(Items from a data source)
● ● ● ●
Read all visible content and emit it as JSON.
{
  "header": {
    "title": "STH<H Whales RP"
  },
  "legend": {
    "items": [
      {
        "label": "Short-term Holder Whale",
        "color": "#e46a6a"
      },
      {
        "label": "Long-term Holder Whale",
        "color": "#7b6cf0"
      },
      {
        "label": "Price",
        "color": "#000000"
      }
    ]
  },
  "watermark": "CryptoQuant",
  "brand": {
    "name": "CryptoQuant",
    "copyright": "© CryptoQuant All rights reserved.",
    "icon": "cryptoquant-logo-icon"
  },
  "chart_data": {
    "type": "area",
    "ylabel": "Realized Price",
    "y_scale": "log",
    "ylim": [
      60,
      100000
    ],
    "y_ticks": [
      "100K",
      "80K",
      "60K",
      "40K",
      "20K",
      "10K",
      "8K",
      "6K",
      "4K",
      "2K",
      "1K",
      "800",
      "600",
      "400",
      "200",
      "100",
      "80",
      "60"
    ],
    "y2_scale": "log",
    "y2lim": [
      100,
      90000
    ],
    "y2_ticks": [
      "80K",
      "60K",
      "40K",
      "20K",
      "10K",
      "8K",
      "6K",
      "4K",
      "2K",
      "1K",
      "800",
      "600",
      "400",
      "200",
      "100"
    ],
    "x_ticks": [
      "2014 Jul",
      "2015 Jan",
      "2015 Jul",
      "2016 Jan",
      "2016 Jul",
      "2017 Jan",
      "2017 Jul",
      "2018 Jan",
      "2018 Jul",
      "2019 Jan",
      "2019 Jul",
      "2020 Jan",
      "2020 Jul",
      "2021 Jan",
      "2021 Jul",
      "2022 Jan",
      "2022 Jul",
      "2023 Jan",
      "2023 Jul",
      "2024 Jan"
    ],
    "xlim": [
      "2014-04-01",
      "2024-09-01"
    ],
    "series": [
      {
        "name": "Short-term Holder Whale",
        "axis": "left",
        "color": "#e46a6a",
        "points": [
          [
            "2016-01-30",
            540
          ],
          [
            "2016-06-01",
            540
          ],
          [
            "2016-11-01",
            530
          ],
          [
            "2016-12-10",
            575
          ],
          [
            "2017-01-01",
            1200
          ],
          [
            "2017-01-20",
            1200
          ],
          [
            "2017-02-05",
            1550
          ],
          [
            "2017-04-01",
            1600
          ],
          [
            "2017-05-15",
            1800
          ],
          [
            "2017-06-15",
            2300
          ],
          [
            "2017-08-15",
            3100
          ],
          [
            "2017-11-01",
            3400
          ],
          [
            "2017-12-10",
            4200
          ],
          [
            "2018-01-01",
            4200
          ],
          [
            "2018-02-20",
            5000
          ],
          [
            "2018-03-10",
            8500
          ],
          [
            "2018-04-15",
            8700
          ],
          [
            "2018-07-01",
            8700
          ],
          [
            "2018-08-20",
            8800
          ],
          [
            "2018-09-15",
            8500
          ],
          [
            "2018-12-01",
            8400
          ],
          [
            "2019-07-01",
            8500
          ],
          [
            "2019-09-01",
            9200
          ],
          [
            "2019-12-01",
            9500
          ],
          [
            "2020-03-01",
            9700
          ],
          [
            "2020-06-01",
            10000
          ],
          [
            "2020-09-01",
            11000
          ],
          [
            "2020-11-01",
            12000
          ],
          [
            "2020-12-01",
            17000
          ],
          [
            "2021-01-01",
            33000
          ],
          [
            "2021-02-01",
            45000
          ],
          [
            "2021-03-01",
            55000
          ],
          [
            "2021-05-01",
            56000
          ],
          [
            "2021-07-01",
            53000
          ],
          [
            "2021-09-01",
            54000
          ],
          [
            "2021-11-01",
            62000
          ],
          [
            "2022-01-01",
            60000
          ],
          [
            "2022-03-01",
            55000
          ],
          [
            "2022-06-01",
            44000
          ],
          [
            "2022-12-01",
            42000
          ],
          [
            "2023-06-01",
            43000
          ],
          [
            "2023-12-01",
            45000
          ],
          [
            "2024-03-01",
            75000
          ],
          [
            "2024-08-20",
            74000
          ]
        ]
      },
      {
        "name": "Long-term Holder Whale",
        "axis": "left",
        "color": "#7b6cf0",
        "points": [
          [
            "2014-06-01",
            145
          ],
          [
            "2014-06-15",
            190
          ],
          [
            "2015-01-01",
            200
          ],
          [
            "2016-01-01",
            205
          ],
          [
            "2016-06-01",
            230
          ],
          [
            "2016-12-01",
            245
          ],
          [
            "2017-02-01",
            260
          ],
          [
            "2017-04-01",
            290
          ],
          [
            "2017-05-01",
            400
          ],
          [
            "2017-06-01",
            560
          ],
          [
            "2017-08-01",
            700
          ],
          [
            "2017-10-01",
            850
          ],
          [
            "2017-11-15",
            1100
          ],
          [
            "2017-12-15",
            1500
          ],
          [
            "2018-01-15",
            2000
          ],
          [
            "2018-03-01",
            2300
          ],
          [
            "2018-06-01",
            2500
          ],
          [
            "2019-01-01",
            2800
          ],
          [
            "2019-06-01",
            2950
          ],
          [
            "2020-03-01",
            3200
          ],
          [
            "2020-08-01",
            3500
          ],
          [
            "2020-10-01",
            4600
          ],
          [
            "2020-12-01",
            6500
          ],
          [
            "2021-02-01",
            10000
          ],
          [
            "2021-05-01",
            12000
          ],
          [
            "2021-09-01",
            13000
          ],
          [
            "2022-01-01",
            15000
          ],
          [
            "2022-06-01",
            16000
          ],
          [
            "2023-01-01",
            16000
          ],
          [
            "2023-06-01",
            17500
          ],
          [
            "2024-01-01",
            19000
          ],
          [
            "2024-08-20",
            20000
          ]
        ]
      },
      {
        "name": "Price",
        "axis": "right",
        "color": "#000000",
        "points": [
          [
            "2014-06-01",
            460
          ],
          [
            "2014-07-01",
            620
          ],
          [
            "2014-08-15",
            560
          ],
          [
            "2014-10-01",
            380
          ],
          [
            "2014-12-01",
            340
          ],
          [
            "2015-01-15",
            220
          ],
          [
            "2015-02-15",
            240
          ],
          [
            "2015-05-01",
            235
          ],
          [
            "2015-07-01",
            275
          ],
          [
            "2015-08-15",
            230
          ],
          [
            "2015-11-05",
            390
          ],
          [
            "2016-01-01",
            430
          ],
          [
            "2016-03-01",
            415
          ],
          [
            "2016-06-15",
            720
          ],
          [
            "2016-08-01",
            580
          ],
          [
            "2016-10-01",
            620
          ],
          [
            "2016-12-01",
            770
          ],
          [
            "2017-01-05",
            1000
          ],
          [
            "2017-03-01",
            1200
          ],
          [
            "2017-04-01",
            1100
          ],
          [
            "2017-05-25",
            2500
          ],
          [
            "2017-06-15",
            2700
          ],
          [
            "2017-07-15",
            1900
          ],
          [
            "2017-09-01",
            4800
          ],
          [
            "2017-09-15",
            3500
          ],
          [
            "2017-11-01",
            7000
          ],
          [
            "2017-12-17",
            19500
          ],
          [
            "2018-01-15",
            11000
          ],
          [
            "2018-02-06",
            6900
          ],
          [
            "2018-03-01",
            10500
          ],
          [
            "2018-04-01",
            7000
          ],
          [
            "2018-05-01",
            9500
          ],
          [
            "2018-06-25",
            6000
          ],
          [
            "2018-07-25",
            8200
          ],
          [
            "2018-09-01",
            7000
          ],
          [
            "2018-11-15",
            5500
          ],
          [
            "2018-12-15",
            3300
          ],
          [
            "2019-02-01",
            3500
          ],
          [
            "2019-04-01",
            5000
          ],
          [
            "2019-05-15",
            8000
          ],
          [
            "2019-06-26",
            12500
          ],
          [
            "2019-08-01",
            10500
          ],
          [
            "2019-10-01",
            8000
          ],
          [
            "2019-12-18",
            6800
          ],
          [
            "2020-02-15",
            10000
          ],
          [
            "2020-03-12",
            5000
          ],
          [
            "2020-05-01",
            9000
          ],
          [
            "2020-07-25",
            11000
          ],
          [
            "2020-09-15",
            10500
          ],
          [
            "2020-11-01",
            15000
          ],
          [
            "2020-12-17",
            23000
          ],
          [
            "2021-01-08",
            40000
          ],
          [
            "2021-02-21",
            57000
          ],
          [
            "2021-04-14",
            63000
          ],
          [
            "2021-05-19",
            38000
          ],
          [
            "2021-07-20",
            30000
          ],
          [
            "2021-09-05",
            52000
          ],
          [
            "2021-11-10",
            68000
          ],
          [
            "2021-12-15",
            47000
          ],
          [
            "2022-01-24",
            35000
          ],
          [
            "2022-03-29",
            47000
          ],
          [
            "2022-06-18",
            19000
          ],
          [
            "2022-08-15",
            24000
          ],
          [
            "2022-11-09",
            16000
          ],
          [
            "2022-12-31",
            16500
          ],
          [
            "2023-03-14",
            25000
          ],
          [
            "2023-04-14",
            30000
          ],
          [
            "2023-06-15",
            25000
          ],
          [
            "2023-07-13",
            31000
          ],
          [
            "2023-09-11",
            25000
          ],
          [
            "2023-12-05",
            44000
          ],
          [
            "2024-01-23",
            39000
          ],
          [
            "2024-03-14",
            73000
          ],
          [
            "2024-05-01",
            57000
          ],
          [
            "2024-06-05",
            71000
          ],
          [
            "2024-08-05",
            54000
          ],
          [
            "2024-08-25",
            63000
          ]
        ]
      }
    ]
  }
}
● ● ● ●
= WRITTEN PROBLEM =
Search the records for the word "Price". Copy every line that has it.

= SOLUTION TO THIS PROBLEM =
        "label": "Price",
    "ylabel": "Realized Price",
        "name": "Price",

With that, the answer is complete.